◆ **Written request 1**
Please reproduce the listing verbatim, everything from its first line down to the line containing "text: Zone 2 (263, 730, 328, 746)", with both of those lines included.

◆ **Text excerpt**
━━━━━━━━━━━━━━━━━━━━

Current Issue #488

Slingsby Theatre Aims for Inclusivity in 10th Year

Slingsby Theatre Aims for Inclusivity in 10th Year

Slingsby Theatre’s 10th year is looking to be its most successful to date, and this will be achieved without co-founder and former executive producer Jodi Glass, who left the independent company to move to the State Theatre Company in late 2016.

With a new general manager/ producer, artistic director Andy Packer says 2017 feels like Slingsby Mk II in some respects, as he and Jodi Glass founded the young adult theatre company in 2007 and then ran the company together for nine years. Replacing Glass is Stacey Baldwin, who moved to Adelaide from Melbourne after working at organisations including Back to Back Theatre and the Melbourne Festival.

“Stacey will bring – from the great companies she’s worked with – a lot of methodology and thoughts and less preconceived ideas of what we are and how we can be at Slingsby,” Packer says. “It’s a really great opportunity to grow and build on from what we’ve achieved so far.”

━━━━━━━━━━━━━━━━━━━━

◆ **Written request 2**
Continue the article on Slingsby Theatre's 10th year from the point where it stops.

[Recorded data]

━━━━━━━━━━━━━━━━━━━━

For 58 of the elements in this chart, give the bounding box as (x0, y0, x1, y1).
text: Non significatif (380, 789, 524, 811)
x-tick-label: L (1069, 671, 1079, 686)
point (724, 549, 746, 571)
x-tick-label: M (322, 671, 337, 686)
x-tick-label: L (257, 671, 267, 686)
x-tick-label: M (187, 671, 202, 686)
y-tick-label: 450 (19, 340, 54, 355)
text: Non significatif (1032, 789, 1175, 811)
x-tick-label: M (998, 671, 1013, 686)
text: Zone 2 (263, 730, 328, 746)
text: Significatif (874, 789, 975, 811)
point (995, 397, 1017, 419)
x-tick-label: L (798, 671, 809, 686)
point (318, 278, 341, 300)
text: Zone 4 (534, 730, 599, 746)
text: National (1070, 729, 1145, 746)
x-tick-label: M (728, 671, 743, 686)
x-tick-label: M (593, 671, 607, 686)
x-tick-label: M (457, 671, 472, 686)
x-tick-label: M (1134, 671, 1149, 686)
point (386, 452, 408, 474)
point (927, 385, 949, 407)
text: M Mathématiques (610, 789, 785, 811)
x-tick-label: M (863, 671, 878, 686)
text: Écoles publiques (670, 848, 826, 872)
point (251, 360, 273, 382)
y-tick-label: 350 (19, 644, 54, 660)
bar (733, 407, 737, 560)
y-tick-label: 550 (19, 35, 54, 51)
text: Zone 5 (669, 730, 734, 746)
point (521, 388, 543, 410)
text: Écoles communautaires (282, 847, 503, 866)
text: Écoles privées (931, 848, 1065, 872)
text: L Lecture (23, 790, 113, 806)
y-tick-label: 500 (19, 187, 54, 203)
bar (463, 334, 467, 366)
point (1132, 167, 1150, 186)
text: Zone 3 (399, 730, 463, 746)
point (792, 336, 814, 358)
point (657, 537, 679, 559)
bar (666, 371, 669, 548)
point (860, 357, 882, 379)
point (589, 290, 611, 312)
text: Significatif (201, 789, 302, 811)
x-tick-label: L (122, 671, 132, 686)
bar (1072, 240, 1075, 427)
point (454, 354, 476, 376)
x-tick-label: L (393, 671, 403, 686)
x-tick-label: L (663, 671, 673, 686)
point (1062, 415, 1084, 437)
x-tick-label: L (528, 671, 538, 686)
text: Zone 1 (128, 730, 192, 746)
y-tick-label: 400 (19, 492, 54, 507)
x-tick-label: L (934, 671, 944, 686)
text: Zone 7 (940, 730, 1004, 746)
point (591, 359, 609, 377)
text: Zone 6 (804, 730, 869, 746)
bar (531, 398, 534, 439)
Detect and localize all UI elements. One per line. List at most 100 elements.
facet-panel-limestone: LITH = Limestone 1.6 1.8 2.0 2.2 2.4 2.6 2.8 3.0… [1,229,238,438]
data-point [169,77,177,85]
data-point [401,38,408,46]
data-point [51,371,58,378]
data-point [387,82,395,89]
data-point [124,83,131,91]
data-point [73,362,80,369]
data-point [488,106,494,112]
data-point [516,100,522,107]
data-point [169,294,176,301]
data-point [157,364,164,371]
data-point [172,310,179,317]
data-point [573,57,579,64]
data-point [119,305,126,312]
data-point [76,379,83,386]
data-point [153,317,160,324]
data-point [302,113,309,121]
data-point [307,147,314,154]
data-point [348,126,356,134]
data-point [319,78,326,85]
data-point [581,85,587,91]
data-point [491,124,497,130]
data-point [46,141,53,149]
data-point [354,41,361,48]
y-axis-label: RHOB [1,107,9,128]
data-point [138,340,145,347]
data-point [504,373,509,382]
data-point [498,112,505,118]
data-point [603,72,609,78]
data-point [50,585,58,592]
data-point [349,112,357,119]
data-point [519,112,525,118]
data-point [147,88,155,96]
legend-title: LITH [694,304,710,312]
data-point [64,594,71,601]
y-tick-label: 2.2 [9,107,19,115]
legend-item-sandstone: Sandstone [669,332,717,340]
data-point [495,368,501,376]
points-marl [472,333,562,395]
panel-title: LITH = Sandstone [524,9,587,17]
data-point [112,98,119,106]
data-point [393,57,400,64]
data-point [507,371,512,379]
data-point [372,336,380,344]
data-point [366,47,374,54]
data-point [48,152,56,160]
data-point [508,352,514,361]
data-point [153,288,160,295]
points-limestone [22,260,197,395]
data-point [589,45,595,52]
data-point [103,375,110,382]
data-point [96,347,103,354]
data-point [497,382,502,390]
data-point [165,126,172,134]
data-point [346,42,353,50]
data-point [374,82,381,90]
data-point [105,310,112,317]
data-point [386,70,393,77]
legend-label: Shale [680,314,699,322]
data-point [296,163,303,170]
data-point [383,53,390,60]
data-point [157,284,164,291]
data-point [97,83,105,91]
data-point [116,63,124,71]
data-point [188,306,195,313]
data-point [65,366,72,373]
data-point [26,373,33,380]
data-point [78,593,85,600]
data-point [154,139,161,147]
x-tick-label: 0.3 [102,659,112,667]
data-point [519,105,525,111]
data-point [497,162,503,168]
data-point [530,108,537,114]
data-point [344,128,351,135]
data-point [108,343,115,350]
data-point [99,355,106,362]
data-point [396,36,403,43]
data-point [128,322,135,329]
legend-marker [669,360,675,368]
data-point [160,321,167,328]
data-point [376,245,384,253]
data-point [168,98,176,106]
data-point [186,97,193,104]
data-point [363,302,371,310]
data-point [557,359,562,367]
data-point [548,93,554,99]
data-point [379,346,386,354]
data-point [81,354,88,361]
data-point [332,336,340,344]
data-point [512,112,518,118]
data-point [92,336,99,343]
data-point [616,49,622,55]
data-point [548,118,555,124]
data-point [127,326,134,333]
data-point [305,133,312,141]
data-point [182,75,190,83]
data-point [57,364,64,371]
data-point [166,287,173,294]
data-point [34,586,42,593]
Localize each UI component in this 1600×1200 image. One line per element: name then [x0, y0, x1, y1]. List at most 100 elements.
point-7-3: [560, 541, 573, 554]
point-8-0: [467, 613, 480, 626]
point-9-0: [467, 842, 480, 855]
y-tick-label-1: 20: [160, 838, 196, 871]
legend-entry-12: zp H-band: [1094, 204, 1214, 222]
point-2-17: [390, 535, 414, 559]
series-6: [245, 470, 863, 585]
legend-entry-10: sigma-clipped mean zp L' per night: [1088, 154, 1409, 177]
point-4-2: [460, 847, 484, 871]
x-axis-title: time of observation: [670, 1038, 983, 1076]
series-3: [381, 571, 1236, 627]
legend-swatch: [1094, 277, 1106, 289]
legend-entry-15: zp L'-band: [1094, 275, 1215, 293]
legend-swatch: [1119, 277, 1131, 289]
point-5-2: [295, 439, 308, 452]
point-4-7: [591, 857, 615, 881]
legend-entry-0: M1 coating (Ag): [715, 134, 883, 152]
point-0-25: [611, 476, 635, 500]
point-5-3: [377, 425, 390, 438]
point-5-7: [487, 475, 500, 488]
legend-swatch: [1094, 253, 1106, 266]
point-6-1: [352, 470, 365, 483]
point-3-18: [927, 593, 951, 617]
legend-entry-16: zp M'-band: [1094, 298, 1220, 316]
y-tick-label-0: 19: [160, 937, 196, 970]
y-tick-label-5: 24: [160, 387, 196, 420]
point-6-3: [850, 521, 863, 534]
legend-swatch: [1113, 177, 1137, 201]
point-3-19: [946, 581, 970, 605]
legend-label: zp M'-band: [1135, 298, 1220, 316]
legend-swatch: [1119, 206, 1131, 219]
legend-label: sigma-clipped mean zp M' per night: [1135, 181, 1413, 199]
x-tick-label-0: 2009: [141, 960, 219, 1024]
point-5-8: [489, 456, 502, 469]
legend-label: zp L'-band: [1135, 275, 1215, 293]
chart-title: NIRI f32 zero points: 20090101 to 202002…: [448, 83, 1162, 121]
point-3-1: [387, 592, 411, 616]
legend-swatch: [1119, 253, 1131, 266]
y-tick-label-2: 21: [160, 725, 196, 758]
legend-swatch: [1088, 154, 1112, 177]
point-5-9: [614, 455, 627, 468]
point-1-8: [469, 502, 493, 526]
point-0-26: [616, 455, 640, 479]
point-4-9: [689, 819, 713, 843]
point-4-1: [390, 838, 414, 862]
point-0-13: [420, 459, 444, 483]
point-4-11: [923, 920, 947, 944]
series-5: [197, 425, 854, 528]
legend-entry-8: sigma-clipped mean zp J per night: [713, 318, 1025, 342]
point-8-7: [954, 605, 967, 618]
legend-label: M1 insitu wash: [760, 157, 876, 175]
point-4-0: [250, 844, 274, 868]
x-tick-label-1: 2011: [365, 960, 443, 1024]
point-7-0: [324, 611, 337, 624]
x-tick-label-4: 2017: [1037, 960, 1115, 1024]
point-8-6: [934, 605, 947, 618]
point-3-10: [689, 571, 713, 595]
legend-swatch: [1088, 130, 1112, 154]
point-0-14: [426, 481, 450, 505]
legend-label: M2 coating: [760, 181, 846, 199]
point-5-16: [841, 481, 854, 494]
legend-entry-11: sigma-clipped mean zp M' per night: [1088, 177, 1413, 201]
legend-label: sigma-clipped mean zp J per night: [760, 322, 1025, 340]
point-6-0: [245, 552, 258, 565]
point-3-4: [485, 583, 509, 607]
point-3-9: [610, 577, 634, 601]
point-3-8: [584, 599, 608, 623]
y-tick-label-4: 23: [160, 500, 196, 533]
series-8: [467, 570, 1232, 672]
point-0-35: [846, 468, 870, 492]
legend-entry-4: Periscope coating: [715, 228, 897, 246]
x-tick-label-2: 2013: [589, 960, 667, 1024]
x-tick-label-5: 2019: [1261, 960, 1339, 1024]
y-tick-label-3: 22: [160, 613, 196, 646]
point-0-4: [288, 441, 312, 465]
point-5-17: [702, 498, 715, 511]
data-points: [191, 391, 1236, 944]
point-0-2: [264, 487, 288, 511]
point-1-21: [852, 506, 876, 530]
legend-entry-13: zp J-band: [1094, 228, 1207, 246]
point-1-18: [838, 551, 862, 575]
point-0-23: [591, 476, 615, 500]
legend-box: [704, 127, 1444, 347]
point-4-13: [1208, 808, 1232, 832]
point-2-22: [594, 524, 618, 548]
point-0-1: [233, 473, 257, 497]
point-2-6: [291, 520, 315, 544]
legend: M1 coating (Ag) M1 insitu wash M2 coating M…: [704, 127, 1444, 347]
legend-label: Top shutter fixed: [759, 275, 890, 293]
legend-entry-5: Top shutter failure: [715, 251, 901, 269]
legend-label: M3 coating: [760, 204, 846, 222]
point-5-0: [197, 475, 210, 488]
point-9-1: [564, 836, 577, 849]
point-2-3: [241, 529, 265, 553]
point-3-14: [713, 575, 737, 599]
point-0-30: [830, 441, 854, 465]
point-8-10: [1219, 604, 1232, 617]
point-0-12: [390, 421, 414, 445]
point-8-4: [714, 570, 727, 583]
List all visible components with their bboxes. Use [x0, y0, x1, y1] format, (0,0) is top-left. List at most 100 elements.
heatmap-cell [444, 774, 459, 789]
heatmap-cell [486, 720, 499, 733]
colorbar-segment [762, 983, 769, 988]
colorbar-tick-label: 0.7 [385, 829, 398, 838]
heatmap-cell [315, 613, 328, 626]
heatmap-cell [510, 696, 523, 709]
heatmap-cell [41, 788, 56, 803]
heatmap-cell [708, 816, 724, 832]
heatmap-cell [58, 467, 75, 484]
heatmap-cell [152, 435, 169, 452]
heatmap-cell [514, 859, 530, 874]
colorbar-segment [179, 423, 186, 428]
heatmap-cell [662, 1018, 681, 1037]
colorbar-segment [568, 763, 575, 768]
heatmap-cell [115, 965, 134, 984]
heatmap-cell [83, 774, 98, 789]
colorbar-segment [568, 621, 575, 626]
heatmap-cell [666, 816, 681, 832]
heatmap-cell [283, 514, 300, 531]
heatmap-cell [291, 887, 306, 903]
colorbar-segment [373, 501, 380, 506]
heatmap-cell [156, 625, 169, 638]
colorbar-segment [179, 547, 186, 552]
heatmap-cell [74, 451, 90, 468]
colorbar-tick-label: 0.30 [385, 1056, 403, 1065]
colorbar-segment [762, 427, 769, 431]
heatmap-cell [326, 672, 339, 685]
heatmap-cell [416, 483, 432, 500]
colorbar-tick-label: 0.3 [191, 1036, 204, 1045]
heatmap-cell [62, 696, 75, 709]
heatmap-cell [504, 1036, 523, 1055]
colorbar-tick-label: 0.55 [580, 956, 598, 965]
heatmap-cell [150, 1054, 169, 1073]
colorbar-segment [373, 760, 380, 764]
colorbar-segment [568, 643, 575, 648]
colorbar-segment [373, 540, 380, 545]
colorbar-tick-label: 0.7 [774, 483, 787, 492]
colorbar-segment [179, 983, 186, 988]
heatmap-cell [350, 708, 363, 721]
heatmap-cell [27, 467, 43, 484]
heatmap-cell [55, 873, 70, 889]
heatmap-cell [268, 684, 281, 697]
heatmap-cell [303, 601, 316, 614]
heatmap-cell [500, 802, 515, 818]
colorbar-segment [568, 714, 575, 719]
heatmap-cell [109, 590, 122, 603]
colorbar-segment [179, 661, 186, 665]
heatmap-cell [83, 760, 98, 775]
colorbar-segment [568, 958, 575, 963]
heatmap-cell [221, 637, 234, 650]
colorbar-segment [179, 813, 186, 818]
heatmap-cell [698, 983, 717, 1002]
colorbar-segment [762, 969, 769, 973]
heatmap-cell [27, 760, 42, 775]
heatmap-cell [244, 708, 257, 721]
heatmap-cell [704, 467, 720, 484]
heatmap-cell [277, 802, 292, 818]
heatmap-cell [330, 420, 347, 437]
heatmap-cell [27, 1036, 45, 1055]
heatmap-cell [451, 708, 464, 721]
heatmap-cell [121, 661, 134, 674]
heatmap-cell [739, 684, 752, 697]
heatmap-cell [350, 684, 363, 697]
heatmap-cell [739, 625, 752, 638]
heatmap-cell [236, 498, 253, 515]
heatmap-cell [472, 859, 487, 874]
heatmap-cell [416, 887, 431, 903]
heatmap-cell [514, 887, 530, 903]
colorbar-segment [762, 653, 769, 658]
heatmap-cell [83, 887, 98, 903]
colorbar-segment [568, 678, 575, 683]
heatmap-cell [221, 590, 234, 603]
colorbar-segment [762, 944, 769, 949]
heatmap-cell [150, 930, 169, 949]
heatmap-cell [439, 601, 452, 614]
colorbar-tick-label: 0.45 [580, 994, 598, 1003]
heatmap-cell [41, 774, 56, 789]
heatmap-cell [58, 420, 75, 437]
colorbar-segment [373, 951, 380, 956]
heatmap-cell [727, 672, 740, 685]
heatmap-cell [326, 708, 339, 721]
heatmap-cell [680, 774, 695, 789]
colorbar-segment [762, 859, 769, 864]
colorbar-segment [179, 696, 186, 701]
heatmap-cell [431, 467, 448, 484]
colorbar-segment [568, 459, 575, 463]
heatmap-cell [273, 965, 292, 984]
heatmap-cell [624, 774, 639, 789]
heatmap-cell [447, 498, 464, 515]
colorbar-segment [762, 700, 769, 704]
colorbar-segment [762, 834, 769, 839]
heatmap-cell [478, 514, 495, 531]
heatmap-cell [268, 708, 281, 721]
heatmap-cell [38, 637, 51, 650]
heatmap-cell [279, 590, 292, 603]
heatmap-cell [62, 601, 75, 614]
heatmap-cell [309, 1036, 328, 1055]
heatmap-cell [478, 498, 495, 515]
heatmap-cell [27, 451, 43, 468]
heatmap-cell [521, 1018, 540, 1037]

━━━━━━━━━━━━━━━━━━━━

◆ **Exercise response 1**
For 58 of the elements in this chart, give the bounding box as (x0, y0, x1, y1).
text: Non significatif (380, 789, 524, 811)
x-tick-label: L (1069, 671, 1079, 686)
point (724, 549, 746, 571)
x-tick-label: M (322, 671, 337, 686)
x-tick-label: L (257, 671, 267, 686)
x-tick-label: M (187, 671, 202, 686)
y-tick-label: 450 (19, 340, 54, 355)
text: Non significatif (1032, 789, 1175, 811)
x-tick-label: M (998, 671, 1013, 686)
text: Zone 2 (263, 730, 328, 746)

◆ **Exercise response 2**
Baldwin’s full-time role is slightly different to Glass’s which was part-time. The new appointee will be a general manager and producer rather than an executive producer.
She says the company’s aesthetic made her want to cross the border.

“They make beautiful work, profoundly beautiful work,” Baldwin says. “Very intelligent [work] for an audience that is often underappreciated.”

Last year, Slingsby, riding high on the success of its Adelaide Festival production The Young King, had its Australia Council funding cut before interim funding from the state government secured its short-term future. Soon after, Slingsby travelled to the US and won the IPAY Victor Award in Wisconsin for The Young King.

Packer says they were planning for Glass to go full-time last year after losing their national funding.

“For us to continue to be viable, we needed to increase our activity and grow our audiences. Having a full-time general manager/producer was really integral to achieving that. The plan was for Jodi’s role to expand but she’s expanded it in a completely different way,” he laughs.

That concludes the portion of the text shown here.